*Task prompt*
Copy the data precisely, character for character, and leave out every picture.

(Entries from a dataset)
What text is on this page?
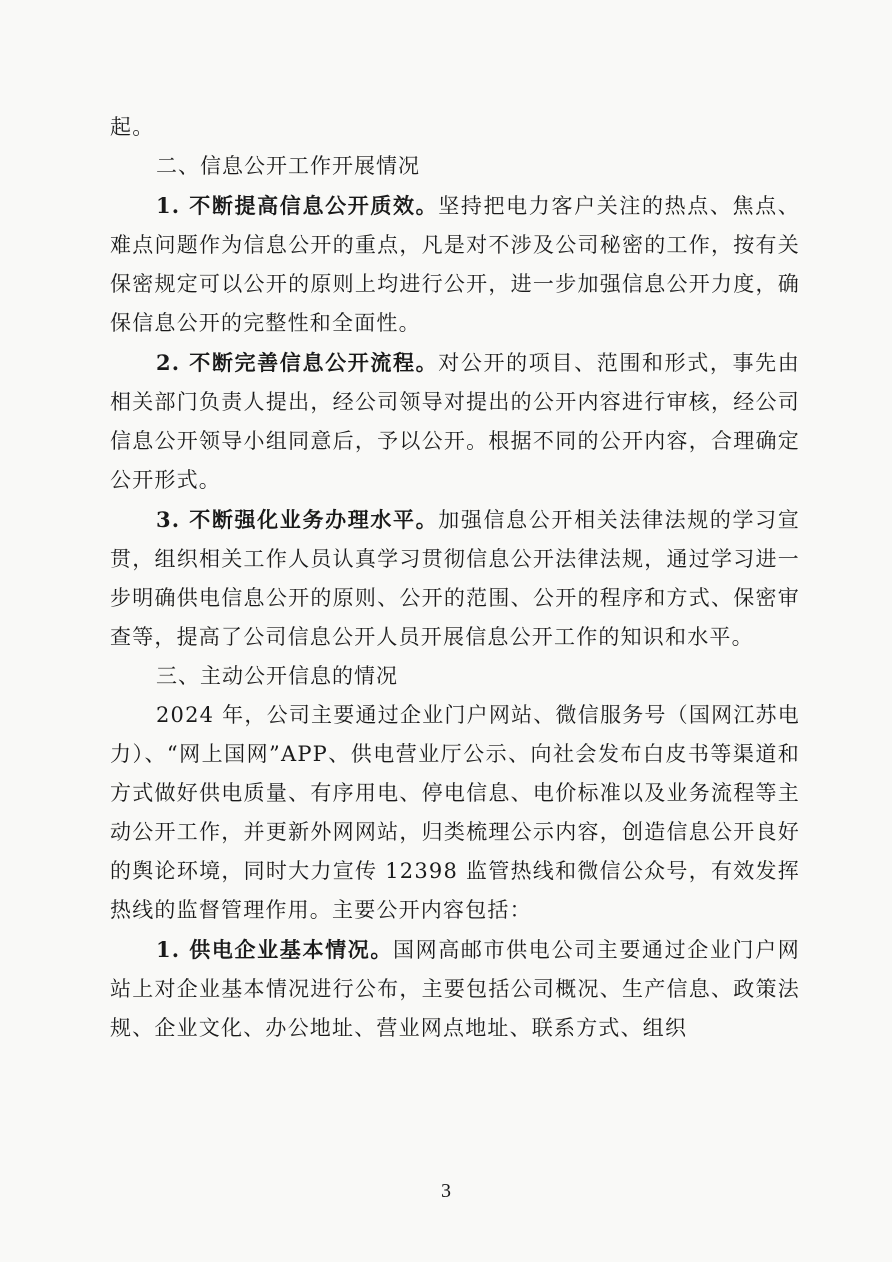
起。

二、信息公开工作开展情况

1. 不断提高信息公开质效。坚持把电力客户关注的热点、焦点、难点问题作为信息公开的重点，凡是对不涉及公司秘密的工作，按有关保密规定可以公开的原则上均进行公开，进一步加强信息公开力度，确保信息公开的完整性和全面性。

2. 不断完善信息公开流程。对公开的项目、范围和形式，事先由相关部门负责人提出，经公司领导对提出的公开内容进行审核，经公司信息公开领导小组同意后，予以公开。根据不同的公开内容，合理确定公开形式。

3. 不断强化业务办理水平。加强信息公开相关法律法规的学习宣贯，组织相关工作人员认真学习贯彻信息公开法律法规，通过学习进一步明确供电信息公开的原则、公开的范围、公开的程序和方式、保密审查等，提高了公司信息公开人员开展信息公开工作的知识和水平。

三、主动公开信息的情况

2024 年，公司主要通过企业门户网站、微信服务号（国网江苏电力）、“网上国网”APP、供电营业厅公示、向社会发布白皮书等渠道和方式做好供电质量、有序用电、停电信息、电价标准以及业务流程等主动公开工作，并更新外网网站，归类梳理公示内容，创造信息公开良好的舆论环境，同时大力宣传 12398 监管热线和微信公众号，有效发挥热线的监督管理作用。主要公开内容包括：

1. 供电企业基本情况。国网高邮市供电公司主要通过企业门户网站上对企业基本情况进行公布，主要包括公司概况、生产信息、政策法规、企业文化、办公地址、营业网点地址、联系方式、组织

3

*Reply*
What text is on this page?
起。

二、信息公开工作开展情况

1. 不断提高信息公开质效。坚持把电力客户关注的热点、焦点、难点问题作为信息公开的重点，凡是对不涉及公司秘密的工作，按有关保密规定可以公开的原则上均进行公开，进一步加强信息公开力度，确保信息公开的完整性和全面性。

2. 不断完善信息公开流程。对公开的项目、范围和形式，事先由相关部门负责人提出，经公司领导对提出的公开内容进行审核，经公司信息公开领导小组同意后，予以公开。根据不同的公开内容，合理确定公开形式。

3. 不断强化业务办理水平。加强信息公开相关法律法规的学习宣贯，组织相关工作人员认真学习贯彻信息公开法律法规，通过学习进一步明确供电信息公开的原则、公开的范围、公开的程序和方式、保密审查等，提高了公司信息公开人员开展信息公开工作的知识和水平。

三、主动公开信息的情况

2024 年，公司主要通过企业门户网站、微信服务号（国网江苏电力）、“网上国网”APP、供电营业厅公示、向社会发布白皮书等渠道和方式做好供电质量、有序用电、停电信息、电价标准以及业务流程等主动公开工作，并更新外网网站，归类梳理公示内容，创造信息公开良好的舆论环境，同时大力宣传 12398 监管热线和微信公众号，有效发挥热线的监督管理作用。主要公开内容包括：

1. 供电企业基本情况。国网高邮市供电公司主要通过企业门户网站上对企业基本情况进行公布，主要包括公司概况、生产信息、政策法规、企业文化、办公地址、营业网点地址、联系方式、组织

3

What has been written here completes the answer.